→ **Given problem**
Please rewrite the data below as a numbered list, leaving out any blank lines.

→ **Record excerpts**
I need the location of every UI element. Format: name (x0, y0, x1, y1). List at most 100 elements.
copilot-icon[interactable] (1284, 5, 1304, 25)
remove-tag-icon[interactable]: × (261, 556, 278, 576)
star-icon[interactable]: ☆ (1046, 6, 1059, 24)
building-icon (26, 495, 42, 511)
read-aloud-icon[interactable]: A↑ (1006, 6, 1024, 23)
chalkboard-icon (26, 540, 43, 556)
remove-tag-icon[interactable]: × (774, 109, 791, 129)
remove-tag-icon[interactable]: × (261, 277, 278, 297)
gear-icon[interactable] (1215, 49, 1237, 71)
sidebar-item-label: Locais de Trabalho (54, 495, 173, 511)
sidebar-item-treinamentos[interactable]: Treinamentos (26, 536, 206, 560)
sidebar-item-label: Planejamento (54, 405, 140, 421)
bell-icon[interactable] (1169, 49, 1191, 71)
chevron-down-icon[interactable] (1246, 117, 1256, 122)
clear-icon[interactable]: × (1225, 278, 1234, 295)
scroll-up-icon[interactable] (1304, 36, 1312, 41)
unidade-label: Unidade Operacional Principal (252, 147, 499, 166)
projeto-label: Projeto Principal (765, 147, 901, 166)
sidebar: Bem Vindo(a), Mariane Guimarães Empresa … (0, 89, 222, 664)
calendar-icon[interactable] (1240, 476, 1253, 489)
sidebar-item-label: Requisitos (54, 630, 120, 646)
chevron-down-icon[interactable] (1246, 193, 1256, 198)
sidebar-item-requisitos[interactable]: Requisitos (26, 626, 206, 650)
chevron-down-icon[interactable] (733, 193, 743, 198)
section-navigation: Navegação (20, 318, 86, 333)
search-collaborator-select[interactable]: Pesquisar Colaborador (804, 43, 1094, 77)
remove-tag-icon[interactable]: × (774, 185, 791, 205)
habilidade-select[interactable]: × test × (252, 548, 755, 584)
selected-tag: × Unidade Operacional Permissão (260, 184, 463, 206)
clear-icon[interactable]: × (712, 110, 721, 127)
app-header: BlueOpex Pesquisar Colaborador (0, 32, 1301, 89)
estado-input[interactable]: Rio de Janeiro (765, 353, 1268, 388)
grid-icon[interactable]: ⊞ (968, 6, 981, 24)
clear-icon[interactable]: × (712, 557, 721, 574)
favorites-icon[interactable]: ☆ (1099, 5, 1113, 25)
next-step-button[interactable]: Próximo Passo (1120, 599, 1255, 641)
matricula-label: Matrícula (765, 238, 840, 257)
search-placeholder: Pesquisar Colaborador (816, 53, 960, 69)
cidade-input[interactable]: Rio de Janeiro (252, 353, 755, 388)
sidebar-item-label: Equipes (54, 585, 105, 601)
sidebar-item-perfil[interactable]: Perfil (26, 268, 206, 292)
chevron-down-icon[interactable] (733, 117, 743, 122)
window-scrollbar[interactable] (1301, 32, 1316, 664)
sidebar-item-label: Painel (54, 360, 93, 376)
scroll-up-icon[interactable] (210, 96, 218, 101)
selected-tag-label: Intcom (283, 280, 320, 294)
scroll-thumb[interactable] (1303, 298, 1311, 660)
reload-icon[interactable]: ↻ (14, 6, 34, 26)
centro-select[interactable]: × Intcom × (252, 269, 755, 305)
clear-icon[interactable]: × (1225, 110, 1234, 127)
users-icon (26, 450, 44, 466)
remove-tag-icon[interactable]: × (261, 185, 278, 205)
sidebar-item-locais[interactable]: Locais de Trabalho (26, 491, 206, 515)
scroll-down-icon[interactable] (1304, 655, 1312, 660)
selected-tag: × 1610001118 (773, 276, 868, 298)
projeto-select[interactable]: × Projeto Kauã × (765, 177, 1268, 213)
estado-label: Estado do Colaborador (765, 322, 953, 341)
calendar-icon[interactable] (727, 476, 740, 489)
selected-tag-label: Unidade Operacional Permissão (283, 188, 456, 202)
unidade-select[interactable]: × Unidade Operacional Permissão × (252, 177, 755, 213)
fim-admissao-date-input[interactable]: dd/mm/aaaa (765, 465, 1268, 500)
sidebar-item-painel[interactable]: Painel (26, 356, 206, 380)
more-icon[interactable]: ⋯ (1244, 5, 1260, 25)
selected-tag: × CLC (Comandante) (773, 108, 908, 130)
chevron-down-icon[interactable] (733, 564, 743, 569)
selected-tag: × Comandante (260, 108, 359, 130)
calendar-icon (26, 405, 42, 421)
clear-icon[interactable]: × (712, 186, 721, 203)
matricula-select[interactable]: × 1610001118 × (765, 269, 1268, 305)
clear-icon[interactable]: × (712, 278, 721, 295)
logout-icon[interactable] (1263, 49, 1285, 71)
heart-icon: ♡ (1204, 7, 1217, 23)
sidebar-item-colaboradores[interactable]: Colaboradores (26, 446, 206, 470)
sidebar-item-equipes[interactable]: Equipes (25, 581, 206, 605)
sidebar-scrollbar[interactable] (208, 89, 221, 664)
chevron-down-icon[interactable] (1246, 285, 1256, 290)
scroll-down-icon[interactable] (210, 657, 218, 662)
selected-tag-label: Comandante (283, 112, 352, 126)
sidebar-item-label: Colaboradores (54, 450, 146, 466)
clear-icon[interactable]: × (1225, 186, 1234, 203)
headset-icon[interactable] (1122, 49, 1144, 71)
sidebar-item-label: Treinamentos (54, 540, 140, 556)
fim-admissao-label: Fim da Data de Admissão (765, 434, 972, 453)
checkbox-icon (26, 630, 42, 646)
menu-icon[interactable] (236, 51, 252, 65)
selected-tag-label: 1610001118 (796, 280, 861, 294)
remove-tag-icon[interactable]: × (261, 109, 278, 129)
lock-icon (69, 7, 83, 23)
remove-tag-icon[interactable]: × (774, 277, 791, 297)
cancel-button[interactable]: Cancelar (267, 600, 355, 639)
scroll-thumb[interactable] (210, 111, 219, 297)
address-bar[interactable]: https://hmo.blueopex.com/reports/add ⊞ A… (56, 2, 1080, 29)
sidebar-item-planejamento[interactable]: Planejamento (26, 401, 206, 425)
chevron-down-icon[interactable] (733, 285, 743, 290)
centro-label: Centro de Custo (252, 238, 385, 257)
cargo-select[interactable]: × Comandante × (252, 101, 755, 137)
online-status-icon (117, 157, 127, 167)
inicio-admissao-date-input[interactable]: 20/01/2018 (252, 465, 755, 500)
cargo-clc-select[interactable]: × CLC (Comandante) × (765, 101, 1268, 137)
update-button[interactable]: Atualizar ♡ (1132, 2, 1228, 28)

→ **Answer to the problem**
1. I need the location of every UI element. Format: name (x0, y0, x1, y1). List at most 100 elements.
2. copilot-icon[interactable] (1284, 5, 1304, 25)
3. remove-tag-icon[interactable]: × (261, 556, 278, 576)
4. star-icon[interactable]: ☆ (1046, 6, 1059, 24)
5. building-icon (26, 495, 42, 511)
6. read-aloud-icon[interactable]: A↑ (1006, 6, 1024, 23)
7. chalkboard-icon (26, 540, 43, 556)
8. remove-tag-icon[interactable]: × (774, 109, 791, 129)
9. remove-tag-icon[interactable]: × (261, 277, 278, 297)
10. gear-icon[interactable] (1215, 49, 1237, 71)
11. sidebar-item-label: Locais de Trabalho (54, 495, 173, 511)
12. sidebar-item-treinamentos[interactable]: Treinamentos (26, 536, 206, 560)
13. sidebar-item-label: Planejamento (54, 405, 140, 421)
14. bell-icon[interactable] (1169, 49, 1191, 71)
15. chevron-down-icon[interactable] (1246, 117, 1256, 122)
16. clear-icon[interactable]: × (1225, 278, 1234, 295)
17. scroll-up-icon[interactable] (1304, 36, 1312, 41)
18. unidade-label: Unidade Operacional Principal (252, 147, 499, 166)
19. projeto-label: Projeto Principal (765, 147, 901, 166)
20. sidebar: Bem Vindo(a), Mariane Guimarães Empresa … (0, 89, 222, 664)
21. calendar-icon[interactable] (1240, 476, 1253, 489)
22. sidebar-item-label: Requisitos (54, 630, 120, 646)
23. chevron-down-icon[interactable] (1246, 193, 1256, 198)
24. sidebar-item-requisitos[interactable]: Requisitos (26, 626, 206, 650)
25. chevron-down-icon[interactable] (733, 193, 743, 198)
26. section-navigation: Navegação (20, 318, 86, 333)
27. search-collaborator-select[interactable]: Pesquisar Colaborador (804, 43, 1094, 77)
28. remove-tag-icon[interactable]: × (774, 185, 791, 205)
29. habilidade-select[interactable]: × test × (252, 548, 755, 584)
30. selected-tag: × Unidade Operacional Permissão (260, 184, 463, 206)
31. clear-icon[interactable]: × (712, 110, 721, 127)
32. app-header: BlueOpex Pesquisar Colaborador (0, 32, 1301, 89)
33. estado-input[interactable]: Rio de Janeiro (765, 353, 1268, 388)
34. grid-icon[interactable]: ⊞ (968, 6, 981, 24)
35. clear-icon[interactable]: × (712, 557, 721, 574)
36. favorites-icon[interactable]: ☆ (1099, 5, 1113, 25)
37. next-step-button[interactable]: Próximo Passo (1120, 599, 1255, 641)
38. matricula-label: Matrícula (765, 238, 840, 257)
39. search-placeholder: Pesquisar Colaborador (816, 53, 960, 69)
40. cidade-input[interactable]: Rio de Janeiro (252, 353, 755, 388)
41. sidebar-item-label: Equipes (54, 585, 105, 601)
42. sidebar-item-perfil[interactable]: Perfil (26, 268, 206, 292)
43. chevron-down-icon[interactable] (733, 117, 743, 122)
44. window-scrollbar[interactable] (1301, 32, 1316, 664)
45. sidebar-item-label: Painel (54, 360, 93, 376)
46. scroll-up-icon[interactable] (210, 96, 218, 101)
47. selected-tag-label: Intcom (283, 280, 320, 294)
48. scroll-thumb[interactable] (1303, 298, 1311, 660)
49. reload-icon[interactable]: ↻ (14, 6, 34, 26)
50. centro-select[interactable]: × Intcom × (252, 269, 755, 305)
51. clear-icon[interactable]: × (1225, 110, 1234, 127)
52. users-icon (26, 450, 44, 466)
53. remove-tag-icon[interactable]: × (261, 185, 278, 205)
54. sidebar-item-locais[interactable]: Locais de Trabalho (26, 491, 206, 515)
55. scroll-down-icon[interactable] (1304, 655, 1312, 660)
56. selected-tag: × 1610001118 (773, 276, 868, 298)
57. projeto-select[interactable]: × Projeto Kauã × (765, 177, 1268, 213)
58. estado-label: Estado do Colaborador (765, 322, 953, 341)
59. calendar-icon[interactable] (727, 476, 740, 489)
60. selected-tag-label: Unidade Operacional Permissão (283, 188, 456, 202)
61. unidade-select[interactable]: × Unidade Operacional Permissão × (252, 177, 755, 213)
62. fim-admissao-date-input[interactable]: dd/mm/aaaa (765, 465, 1268, 500)
63. sidebar-item-painel[interactable]: Painel (26, 356, 206, 380)
64. more-icon[interactable]: ⋯ (1244, 5, 1260, 25)
65. selected-tag: × CLC (Comandante) (773, 108, 908, 130)
66. chevron-down-icon[interactable] (733, 564, 743, 569)
67. selected-tag: × Comandante (260, 108, 359, 130)
68. calendar-icon (26, 405, 42, 421)
69. clear-icon[interactable]: × (712, 186, 721, 203)
70. matricula-select[interactable]: × 1610001118 × (765, 269, 1268, 305)
71. clear-icon[interactable]: × (712, 278, 721, 295)
72. logout-icon[interactable] (1263, 49, 1285, 71)
73. heart-icon: ♡ (1204, 7, 1217, 23)
74. sidebar-item-colaboradores[interactable]: Colaboradores (26, 446, 206, 470)
75. sidebar-item-equipes[interactable]: Equipes (25, 581, 206, 605)
76. sidebar-scrollbar[interactable] (208, 89, 221, 664)
77. chevron-down-icon[interactable] (1246, 285, 1256, 290)
78. scroll-down-icon[interactable] (210, 657, 218, 662)
79. selected-tag-label: Comandante (283, 112, 352, 126)
80. sidebar-item-label: Colaboradores (54, 450, 146, 466)
81. clear-icon[interactable]: × (1225, 186, 1234, 203)
82. headset-icon[interactable] (1122, 49, 1144, 71)
83. sidebar-item-label: Treinamentos (54, 540, 140, 556)
84. fim-admissao-label: Fim da Data de Admissão (765, 434, 972, 453)
85. checkbox-icon (26, 630, 42, 646)
86. menu-icon[interactable] (236, 51, 252, 65)
87. selected-tag-label: 1610001118 (796, 280, 861, 294)
88. remove-tag-icon[interactable]: × (261, 109, 278, 129)
89. lock-icon (69, 7, 83, 23)
90. remove-tag-icon[interactable]: × (774, 277, 791, 297)
91. cancel-button[interactable]: Cancelar (267, 600, 355, 639)
92. scroll-thumb[interactable] (210, 111, 219, 297)
93. address-bar[interactable]: https://hmo.blueopex.com/reports/add ⊞ A… (56, 2, 1080, 29)
94. sidebar-item-planejamento[interactable]: Planejamento (26, 401, 206, 425)
95. chevron-down-icon[interactable] (733, 285, 743, 290)
96. centro-label: Centro de Custo (252, 238, 385, 257)
97. cargo-select[interactable]: × Comandante × (252, 101, 755, 137)
98. online-status-icon (117, 157, 127, 167)
99. inicio-admissao-date-input[interactable]: 20/01/2018 (252, 465, 755, 500)
100. cargo-clc-select[interactable]: × CLC (Comandante) × (765, 101, 1268, 137)
101. update-button[interactable]: Atualizar ♡ (1132, 2, 1228, 28)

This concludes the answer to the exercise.